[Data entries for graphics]
>>>

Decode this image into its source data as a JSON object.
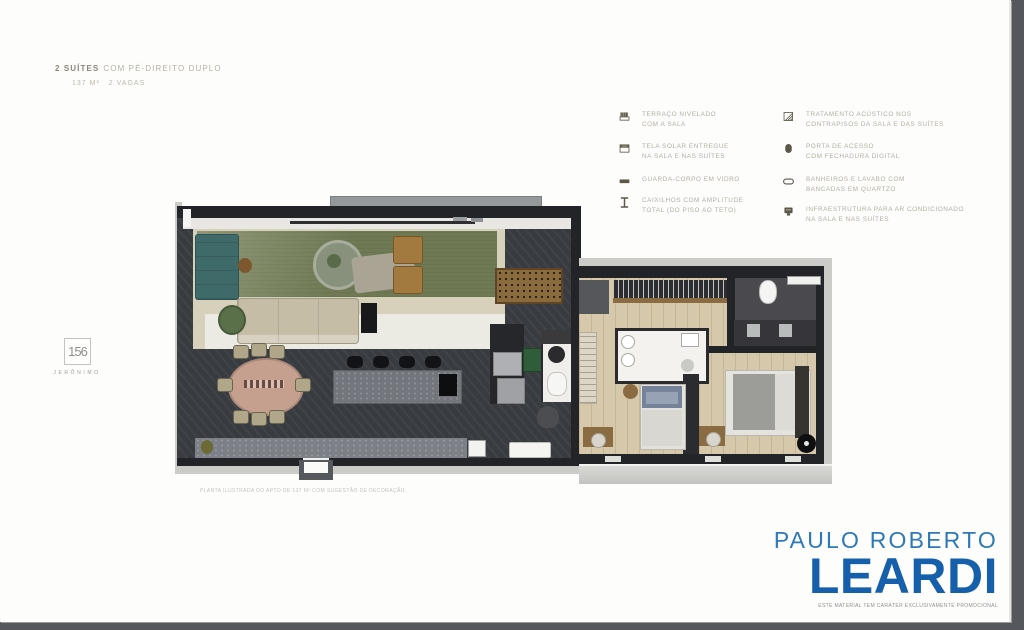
{
  "header": {
    "title_bold": "2 SUÍTES",
    "title_rest": "COM PÉ-DIREITO DUPLO",
    "area": "137 M²",
    "parking": "2 VAGAS"
  },
  "legend": {
    "left": [
      {
        "icon": "terrace-icon",
        "line1": "TERRAÇO NIVELADO",
        "line2": "COM A SALA"
      },
      {
        "icon": "solar-screen-icon",
        "line1": "TELA SOLAR ENTREGUE",
        "line2": "NA SALA E NAS SUÍTES"
      },
      {
        "icon": "glass-railing-icon",
        "line1": "GUARDA-CORPO EM VIDRO",
        "line2": ""
      },
      {
        "icon": "full-height-frame-icon",
        "line1": "CAIXILHOS COM AMPLITUDE",
        "line2": "TOTAL (DO PISO AO TETO)"
      }
    ],
    "right": [
      {
        "icon": "acoustic-floor-icon",
        "line1": "TRATAMENTO ACÚSTICO NOS",
        "line2": "CONTRAPISOS DA SALA E DAS SUÍTES"
      },
      {
        "icon": "digital-lock-icon",
        "line1": "PORTA DE ACESSO",
        "line2": "COM FECHADURA DIGITAL"
      },
      {
        "icon": "quartz-countertop-icon",
        "line1": "BANHEIROS E LAVABO COM",
        "line2": "BANCADAS EM QUARTZO"
      },
      {
        "icon": "air-conditioning-icon",
        "line1": "INFRAESTRUTURA PARA AR CONDICIONADO",
        "line2": "NA SALA E NAS SUÍTES"
      }
    ]
  },
  "building_logo": {
    "number": "156",
    "name": "JERÔNIMO"
  },
  "floorplan": {
    "caption": "PLANTA ILUSTRADA DO APTO DE 137 M² COM SUGESTÃO DE DECORAÇÃO."
  },
  "brand": {
    "line1": "PAULO ROBERTO",
    "line2": "LEARDI",
    "tagline": "ESTE MATERIAL TEM CARÁTER EXCLUSIVAMENTE PROMOCIONAL"
  },
  "colors": {
    "brand_blue": "#1660ab",
    "brand_blue_light": "#2e79b7",
    "legend_text": "#b2aea2",
    "legend_icon": "#5b5848",
    "floor_dark": "#383b40",
    "terrace_green": "#6f7a55",
    "floor_beige": "#d7d1bc",
    "wood_floor": "#d6c8aa",
    "backdrop_gray": "#54575c"
  }
}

<<<

• Stated goal
Restate the whole listing above exactly, except for its images.

• Written solution
Decode this image into its source data as a JSON object.
{
  "header": {
    "title_bold": "2 SUÍTES",
    "title_rest": "COM PÉ-DIREITO DUPLO",
    "area": "137 M²",
    "parking": "2 VAGAS"
  },
  "legend": {
    "left": [
      {
        "icon": "terrace-icon",
        "line1": "TERRAÇO NIVELADO",
        "line2": "COM A SALA"
      },
      {
        "icon": "solar-screen-icon",
        "line1": "TELA SOLAR ENTREGUE",
        "line2": "NA SALA E NAS SUÍTES"
      },
      {
        "icon": "glass-railing-icon",
        "line1": "GUARDA-CORPO EM VIDRO",
        "line2": ""
      },
      {
        "icon": "full-height-frame-icon",
        "line1": "CAIXILHOS COM AMPLITUDE",
        "line2": "TOTAL (DO PISO AO TETO)"
      }
    ],
    "right": [
      {
        "icon": "acoustic-floor-icon",
        "line1": "TRATAMENTO ACÚSTICO NOS",
        "line2": "CONTRAPISOS DA SALA E DAS SUÍTES"
      },
      {
        "icon": "digital-lock-icon",
        "line1": "PORTA DE ACESSO",
        "line2": "COM FECHADURA DIGITAL"
      },
      {
        "icon": "quartz-countertop-icon",
        "line1": "BANHEIROS E LAVABO COM",
        "line2": "BANCADAS EM QUARTZO"
      },
      {
        "icon": "air-conditioning-icon",
        "line1": "INFRAESTRUTURA PARA AR CONDICIONADO",
        "line2": "NA SALA E NAS SUÍTES"
      }
    ]
  },
  "building_logo": {
    "number": "156",
    "name": "JERÔNIMO"
  },
  "floorplan": {
    "caption": "PLANTA ILUSTRADA DO APTO DE 137 M² COM SUGESTÃO DE DECORAÇÃO."
  },
  "brand": {
    "line1": "PAULO ROBERTO",
    "line2": "LEARDI",
    "tagline": "ESTE MATERIAL TEM CARÁTER EXCLUSIVAMENTE PROMOCIONAL"
  },
  "colors": {
    "brand_blue": "#1660ab",
    "brand_blue_light": "#2e79b7",
    "legend_text": "#b2aea2",
    "legend_icon": "#5b5848",
    "floor_dark": "#383b40",
    "terrace_green": "#6f7a55",
    "floor_beige": "#d7d1bc",
    "wood_floor": "#d6c8aa",
    "backdrop_gray": "#54575c"
  }
}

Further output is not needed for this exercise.